• [Selected passage]
The Muslim Ummah source, who sought not to be mentioned, concluded with what CAN publicly did in the build up to 2019 general elections in Nigeria.

“CAN staged many protests and publicly campaigned that no Christian should vote for any Muslim at the elections. This was done that even CAN was found always queuing behind everything that was out to collapse the sitting government at the time and yet, the same Buhari government it accuses of persecuting and killing Christians did not consider arresting and prosecuting its leaders. CAN stood behind #EndSARS elements that killed over 37 security officers, burned over 400 BRT buses and destroyed many public infrastructures including an Igbosere court in Lagos. CAN did more.

“Now that there is a more sensible man in power in US, who does not believe in buying cheap or costly lies from CAN of Nigeria, there is an ongoing effort to right the wrong of Trump but CAN is saying no. America erred. Noted,” he said.

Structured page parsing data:
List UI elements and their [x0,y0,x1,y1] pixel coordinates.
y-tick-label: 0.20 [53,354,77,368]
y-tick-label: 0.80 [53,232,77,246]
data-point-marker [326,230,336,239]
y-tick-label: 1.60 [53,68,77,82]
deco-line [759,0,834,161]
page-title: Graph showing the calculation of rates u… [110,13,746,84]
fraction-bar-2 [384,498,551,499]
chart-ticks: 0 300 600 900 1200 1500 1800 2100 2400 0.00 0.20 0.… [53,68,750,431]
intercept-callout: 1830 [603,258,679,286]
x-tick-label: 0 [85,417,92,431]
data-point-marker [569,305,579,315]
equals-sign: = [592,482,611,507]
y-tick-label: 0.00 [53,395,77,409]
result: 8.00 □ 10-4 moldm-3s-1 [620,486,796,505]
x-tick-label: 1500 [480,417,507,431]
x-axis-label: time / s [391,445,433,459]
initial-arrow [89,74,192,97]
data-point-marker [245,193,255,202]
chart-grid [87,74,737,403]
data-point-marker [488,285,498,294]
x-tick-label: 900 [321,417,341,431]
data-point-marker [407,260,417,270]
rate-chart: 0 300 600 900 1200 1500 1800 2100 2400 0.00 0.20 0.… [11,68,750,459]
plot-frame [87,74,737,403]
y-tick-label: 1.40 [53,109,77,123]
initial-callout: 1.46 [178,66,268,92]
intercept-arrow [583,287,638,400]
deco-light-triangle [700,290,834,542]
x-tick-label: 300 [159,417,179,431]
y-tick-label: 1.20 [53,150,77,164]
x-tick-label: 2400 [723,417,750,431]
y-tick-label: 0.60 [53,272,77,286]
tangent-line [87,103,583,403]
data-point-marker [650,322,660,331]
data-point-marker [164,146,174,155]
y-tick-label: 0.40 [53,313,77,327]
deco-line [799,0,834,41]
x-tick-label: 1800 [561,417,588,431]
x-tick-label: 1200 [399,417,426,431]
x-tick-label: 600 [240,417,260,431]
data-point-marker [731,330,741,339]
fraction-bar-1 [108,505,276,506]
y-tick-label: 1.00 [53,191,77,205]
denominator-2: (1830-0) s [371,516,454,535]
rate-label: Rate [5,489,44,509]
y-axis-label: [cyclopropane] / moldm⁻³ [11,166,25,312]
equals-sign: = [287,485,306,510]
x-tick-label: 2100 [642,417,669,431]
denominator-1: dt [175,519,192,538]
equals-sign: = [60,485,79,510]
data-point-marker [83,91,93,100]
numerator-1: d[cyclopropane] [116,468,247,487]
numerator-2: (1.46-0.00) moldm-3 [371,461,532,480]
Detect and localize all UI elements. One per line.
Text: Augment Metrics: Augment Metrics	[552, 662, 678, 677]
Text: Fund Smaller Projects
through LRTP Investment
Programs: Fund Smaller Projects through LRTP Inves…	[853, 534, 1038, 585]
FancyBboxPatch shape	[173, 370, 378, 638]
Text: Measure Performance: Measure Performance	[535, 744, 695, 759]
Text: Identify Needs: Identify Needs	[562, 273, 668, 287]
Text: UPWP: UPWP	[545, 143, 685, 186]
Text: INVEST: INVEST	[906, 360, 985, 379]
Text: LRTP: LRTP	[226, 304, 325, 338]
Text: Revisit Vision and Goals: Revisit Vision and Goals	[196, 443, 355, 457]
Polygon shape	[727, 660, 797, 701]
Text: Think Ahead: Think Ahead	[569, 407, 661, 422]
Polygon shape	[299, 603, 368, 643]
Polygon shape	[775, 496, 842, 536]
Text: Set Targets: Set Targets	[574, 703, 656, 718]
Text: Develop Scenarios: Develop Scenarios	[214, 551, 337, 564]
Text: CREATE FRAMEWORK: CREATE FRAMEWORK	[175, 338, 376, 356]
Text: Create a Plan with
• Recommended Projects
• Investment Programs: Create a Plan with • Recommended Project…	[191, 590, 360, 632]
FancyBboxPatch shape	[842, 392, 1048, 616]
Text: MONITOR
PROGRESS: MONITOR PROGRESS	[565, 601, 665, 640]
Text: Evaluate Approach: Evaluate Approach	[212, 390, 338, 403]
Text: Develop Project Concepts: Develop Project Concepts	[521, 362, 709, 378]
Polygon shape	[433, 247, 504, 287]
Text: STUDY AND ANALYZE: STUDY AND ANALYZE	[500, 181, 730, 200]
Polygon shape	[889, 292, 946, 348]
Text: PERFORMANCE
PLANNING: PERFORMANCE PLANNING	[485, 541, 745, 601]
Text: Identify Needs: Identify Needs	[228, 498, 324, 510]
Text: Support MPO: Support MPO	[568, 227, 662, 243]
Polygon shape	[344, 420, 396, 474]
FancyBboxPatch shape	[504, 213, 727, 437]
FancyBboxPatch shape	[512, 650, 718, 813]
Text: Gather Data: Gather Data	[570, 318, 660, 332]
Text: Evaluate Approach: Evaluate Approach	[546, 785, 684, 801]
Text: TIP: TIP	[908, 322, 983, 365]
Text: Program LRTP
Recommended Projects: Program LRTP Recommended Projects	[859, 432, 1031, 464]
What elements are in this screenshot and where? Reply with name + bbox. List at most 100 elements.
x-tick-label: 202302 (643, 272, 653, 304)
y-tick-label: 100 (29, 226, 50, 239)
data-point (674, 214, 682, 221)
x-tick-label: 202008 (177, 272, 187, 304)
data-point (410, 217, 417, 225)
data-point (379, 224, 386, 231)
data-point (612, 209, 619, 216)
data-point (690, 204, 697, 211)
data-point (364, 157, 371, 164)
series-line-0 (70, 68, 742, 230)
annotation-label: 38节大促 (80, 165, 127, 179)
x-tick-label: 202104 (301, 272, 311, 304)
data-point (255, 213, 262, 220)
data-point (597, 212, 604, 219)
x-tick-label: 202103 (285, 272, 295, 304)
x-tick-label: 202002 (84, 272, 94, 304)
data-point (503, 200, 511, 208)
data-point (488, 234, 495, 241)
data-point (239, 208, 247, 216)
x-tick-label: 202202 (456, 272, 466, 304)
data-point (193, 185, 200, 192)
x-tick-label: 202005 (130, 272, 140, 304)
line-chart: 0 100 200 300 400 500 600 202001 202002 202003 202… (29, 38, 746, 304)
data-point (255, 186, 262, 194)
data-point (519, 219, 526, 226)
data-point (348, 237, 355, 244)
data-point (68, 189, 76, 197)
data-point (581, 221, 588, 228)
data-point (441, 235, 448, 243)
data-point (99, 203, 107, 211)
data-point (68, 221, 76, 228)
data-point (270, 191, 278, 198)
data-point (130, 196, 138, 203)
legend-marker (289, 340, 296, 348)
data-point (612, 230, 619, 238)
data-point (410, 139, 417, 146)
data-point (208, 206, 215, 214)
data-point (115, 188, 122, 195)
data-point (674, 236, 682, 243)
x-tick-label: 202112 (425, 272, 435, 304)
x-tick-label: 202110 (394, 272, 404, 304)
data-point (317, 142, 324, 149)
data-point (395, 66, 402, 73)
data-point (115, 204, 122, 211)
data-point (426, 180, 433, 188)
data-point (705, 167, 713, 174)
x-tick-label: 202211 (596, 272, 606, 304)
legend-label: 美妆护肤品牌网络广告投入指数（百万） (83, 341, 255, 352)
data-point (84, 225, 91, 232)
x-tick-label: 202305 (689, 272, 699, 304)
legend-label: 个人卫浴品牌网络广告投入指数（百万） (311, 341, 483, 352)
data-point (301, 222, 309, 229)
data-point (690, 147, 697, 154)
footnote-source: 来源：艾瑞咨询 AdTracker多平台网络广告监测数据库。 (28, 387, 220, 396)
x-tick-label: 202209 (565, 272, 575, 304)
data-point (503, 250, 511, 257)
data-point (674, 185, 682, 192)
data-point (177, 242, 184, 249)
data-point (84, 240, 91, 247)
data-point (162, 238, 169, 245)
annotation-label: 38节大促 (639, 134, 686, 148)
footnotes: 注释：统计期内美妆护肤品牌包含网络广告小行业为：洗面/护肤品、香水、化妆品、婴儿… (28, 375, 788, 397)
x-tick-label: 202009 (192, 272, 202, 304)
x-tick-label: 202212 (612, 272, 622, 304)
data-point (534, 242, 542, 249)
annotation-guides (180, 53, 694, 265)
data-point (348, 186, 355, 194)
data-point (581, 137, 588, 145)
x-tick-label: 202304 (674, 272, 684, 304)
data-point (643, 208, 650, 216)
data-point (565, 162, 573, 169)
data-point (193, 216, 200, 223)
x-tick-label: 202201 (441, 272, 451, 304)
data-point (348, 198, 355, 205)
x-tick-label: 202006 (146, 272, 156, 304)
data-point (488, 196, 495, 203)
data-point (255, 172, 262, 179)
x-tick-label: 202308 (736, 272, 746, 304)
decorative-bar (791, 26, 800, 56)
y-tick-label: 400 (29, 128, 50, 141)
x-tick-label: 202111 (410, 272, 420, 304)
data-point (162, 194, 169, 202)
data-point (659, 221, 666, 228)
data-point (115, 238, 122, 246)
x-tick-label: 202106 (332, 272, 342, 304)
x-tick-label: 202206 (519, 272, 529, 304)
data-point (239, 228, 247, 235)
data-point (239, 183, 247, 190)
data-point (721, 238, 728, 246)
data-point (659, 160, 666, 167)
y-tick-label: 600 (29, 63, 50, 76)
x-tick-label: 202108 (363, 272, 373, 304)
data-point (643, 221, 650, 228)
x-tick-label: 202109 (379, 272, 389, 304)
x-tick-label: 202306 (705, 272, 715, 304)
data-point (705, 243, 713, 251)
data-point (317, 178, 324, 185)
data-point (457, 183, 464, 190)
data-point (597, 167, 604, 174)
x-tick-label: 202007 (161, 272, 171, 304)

• [Work request 1] In the passage about CAN, how many BRT buses does the source say were burned?
• [Work request 2] Update the passage about CAN, changing "general elections" to "presidential elections". Begin at the words "The Muslim Ummah" and stop after "CAN did more.".

• [Problem solution 1] Over 400.

• [Problem solution 2]
The Muslim Ummah source, who sought not to be mentioned, concluded with what CAN publicly did in the build up to 2019 presidential elections in Nigeria.

“CAN staged many protests and publicly campaigned that no Christian should vote for any Muslim at the elections. This was done that even CAN was found always queuing behind everything that was out to collapse the sitting government at the time and yet, the same Buhari government it accuses of persecuting and killing Christians did not consider arresting and prosecuting its leaders. CAN stood behind #EndSARS elements that killed over 37 security officers, burned over 400 BRT buses and destroyed many public infrastructures including an Igbosere court in Lagos. CAN did more.